### Entries provided ###

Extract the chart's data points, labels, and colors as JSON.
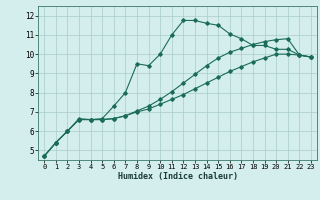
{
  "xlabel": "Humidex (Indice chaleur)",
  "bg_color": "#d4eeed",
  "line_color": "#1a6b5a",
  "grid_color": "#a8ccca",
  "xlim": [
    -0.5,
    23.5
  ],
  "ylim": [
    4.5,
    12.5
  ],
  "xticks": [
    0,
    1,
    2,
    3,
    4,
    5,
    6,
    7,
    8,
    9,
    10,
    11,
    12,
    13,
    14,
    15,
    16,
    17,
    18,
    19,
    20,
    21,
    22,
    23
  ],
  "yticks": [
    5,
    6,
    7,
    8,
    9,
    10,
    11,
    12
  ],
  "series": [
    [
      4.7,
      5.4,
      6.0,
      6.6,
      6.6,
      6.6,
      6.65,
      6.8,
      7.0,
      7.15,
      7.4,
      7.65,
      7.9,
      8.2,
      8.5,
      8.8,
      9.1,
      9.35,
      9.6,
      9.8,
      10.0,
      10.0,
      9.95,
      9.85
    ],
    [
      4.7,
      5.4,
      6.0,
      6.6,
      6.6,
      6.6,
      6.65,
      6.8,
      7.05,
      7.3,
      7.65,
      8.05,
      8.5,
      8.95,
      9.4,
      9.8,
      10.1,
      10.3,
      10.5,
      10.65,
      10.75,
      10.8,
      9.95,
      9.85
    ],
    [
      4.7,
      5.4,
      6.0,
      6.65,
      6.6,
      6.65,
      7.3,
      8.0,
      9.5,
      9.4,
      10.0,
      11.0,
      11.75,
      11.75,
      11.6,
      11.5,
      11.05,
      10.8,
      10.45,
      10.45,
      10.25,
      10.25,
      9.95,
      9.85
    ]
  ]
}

###
### Entries provided ###

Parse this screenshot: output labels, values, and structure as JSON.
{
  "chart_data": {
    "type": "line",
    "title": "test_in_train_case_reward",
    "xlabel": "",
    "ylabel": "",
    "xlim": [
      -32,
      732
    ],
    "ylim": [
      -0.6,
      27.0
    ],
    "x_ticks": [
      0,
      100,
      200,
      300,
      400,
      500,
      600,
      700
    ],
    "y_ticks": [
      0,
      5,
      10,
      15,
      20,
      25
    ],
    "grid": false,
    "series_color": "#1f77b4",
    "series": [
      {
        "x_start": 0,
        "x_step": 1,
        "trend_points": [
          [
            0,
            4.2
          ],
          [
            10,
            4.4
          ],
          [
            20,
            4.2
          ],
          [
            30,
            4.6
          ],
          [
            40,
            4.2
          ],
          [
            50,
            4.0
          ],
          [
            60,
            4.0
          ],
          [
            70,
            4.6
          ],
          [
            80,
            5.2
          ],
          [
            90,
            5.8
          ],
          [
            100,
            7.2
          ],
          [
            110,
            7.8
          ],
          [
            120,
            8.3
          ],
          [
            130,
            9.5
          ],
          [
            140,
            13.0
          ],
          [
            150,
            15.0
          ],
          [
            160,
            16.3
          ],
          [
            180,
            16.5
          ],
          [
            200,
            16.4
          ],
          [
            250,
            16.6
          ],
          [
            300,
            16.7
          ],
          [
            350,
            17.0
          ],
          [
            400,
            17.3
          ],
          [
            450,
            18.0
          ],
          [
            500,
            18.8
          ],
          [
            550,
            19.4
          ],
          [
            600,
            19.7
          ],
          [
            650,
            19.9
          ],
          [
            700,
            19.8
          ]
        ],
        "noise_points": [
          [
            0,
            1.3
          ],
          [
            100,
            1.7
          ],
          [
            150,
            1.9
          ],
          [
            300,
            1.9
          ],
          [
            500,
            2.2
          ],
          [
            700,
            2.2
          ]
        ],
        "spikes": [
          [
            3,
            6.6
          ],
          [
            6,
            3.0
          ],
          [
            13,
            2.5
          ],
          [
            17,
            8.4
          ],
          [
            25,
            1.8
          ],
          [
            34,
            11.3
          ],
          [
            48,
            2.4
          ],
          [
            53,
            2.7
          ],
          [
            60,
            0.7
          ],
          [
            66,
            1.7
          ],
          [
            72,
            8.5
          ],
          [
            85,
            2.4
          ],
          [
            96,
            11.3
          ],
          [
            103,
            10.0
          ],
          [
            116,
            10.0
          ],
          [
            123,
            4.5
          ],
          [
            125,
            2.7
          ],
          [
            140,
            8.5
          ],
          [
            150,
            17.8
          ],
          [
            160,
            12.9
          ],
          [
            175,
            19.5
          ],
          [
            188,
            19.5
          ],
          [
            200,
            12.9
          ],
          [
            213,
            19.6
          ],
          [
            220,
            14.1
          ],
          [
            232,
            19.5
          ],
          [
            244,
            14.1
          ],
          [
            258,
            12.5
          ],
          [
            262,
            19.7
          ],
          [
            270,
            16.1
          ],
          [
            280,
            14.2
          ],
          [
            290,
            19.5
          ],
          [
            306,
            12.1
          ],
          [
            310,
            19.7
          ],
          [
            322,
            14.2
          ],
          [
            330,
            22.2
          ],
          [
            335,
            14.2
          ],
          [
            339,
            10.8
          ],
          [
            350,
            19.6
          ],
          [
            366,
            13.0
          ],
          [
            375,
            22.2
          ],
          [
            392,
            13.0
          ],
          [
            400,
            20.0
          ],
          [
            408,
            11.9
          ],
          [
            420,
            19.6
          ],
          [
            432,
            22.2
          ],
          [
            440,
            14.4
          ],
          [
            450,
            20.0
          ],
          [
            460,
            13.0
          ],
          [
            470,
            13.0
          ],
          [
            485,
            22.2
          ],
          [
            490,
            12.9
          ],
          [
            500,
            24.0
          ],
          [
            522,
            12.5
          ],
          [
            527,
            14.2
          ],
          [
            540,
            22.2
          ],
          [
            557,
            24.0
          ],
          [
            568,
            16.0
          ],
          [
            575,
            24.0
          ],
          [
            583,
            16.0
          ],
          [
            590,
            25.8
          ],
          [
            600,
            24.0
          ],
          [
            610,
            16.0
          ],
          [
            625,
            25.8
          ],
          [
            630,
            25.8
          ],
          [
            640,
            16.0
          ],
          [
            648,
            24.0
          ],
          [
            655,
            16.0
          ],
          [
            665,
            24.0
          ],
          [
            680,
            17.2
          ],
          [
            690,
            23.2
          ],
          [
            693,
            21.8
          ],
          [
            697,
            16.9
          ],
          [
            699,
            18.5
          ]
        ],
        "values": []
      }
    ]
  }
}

###

Gather and copy every line of the data in which the string "xlabel" is found.

  "xlabel": "Humidex (Indice chaleur)",
    "xlabel": "",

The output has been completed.